Scan the entries and tally the lines that include the string "submitHandler". Reply with the figure alone.
***** Given records *****
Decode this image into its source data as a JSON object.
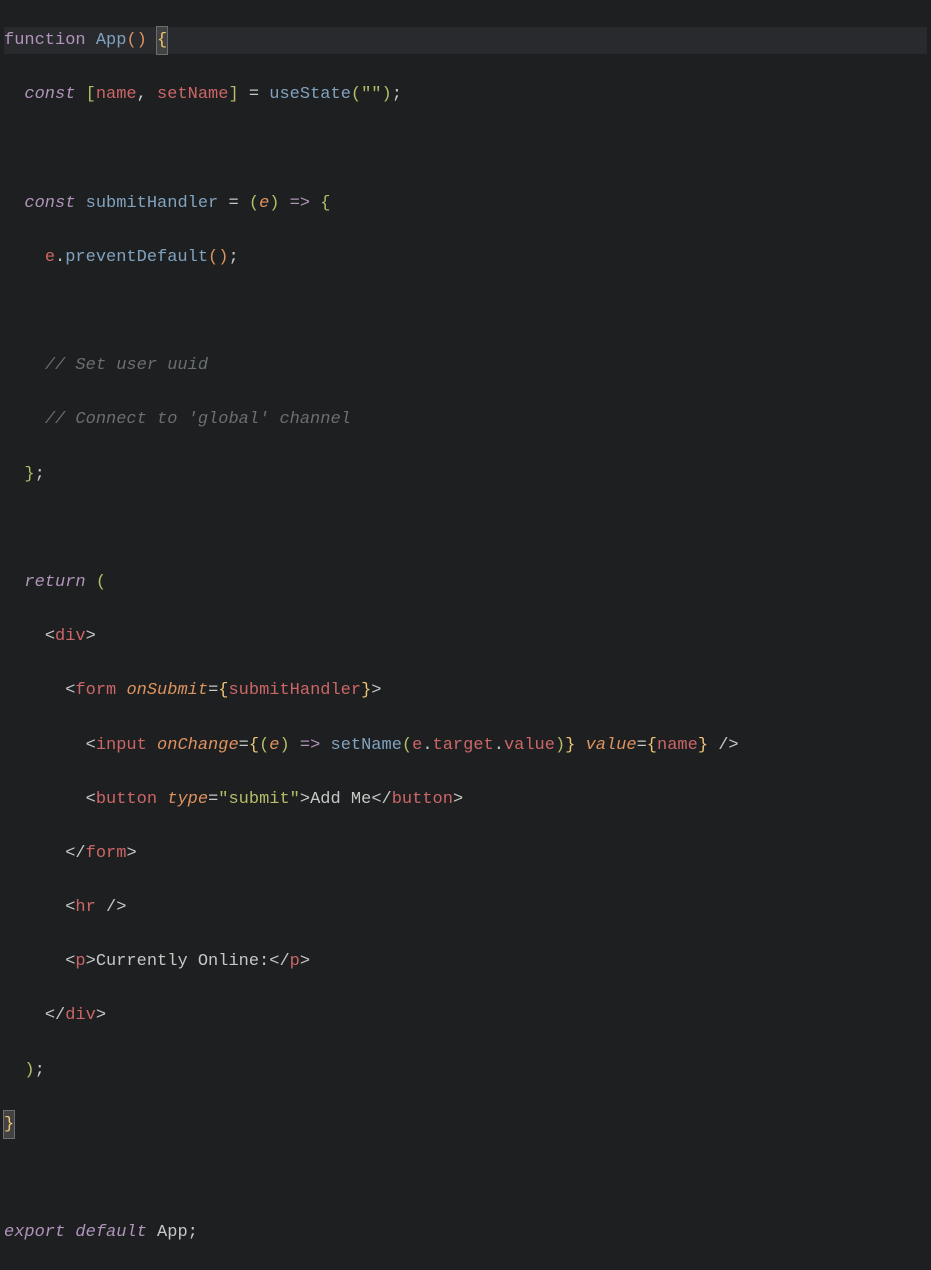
{
  "code": {
    "l1": {
      "function": "function",
      "app": "App",
      "p1": "(",
      "p2": ")",
      "sp": " ",
      "brace": "{"
    },
    "l2": {
      "const": "const",
      "lb": "[",
      "name": "name",
      "comma": ",",
      "setName": "setName",
      "rb": "]",
      "eq": "=",
      "useState": "useState",
      "lp": "(",
      "str": "\"\"",
      "rp": ")",
      "semi": ";"
    },
    "l3": {
      "const": "const",
      "submitHandler": "submitHandler",
      "eq": "=",
      "lp": "(",
      "e": "e",
      "rp": ")",
      "arrow": "=>",
      "brace": "{"
    },
    "l4": {
      "e": "e",
      "dot": ".",
      "method": "preventDefault",
      "lp": "(",
      "rp": ")",
      "semi": ";"
    },
    "l5": {
      "comment": "// Set user uuid"
    },
    "l6": {
      "comment": "// Connect to 'global' channel"
    },
    "l7": {
      "brace": "}",
      "semi": ";"
    },
    "l8": {
      "return": "return",
      "lp": "("
    },
    "l9": {
      "lt": "<",
      "tag": "div",
      "gt": ">"
    },
    "l10": {
      "lt": "<",
      "tag": "form",
      "attr": "onSubmit",
      "eq": "=",
      "lb": "{",
      "val": "submitHandler",
      "rb": "}",
      "gt": ">"
    },
    "l11": {
      "lt": "<",
      "tag": "input",
      "attr1": "onChange",
      "eq1": "=",
      "lb1": "{",
      "lp": "(",
      "e": "e",
      "rp": ")",
      "arrow": "=>",
      "setName": "setName",
      "lp2": "(",
      "e2": "e",
      "dot1": ".",
      "target": "target",
      "dot2": ".",
      "value": "value",
      "rp2": ")",
      "rb1": "}",
      "attr2": "value",
      "eq2": "=",
      "lb2": "{",
      "name": "name",
      "rb2": "}",
      "slash": "/",
      "gt": ">"
    },
    "l12": {
      "lt": "<",
      "tag": "button",
      "attr": "type",
      "eq": "=",
      "str": "\"submit\"",
      "gt": ">",
      "text": "Add Me",
      "lt2": "<",
      "slash": "/",
      "tag2": "button",
      "gt2": ">"
    },
    "l13": {
      "lt": "<",
      "slash": "/",
      "tag": "form",
      "gt": ">"
    },
    "l14": {
      "lt": "<",
      "tag": "hr",
      "slash": "/",
      "gt": ">"
    },
    "l15": {
      "lt": "<",
      "tag": "p",
      "gt": ">",
      "text": "Currently Online:",
      "lt2": "<",
      "slash": "/",
      "tag2": "p",
      "gt2": ">"
    },
    "l16": {
      "lt": "<",
      "slash": "/",
      "tag": "div",
      "gt": ">"
    },
    "l17": {
      "rp": ")",
      "semi": ";"
    },
    "l18": {
      "brace": "}"
    },
    "l19": {
      "export": "export",
      "default": "default",
      "app": "App",
      "semi": ";"
    }
  }
}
*****
Final result
2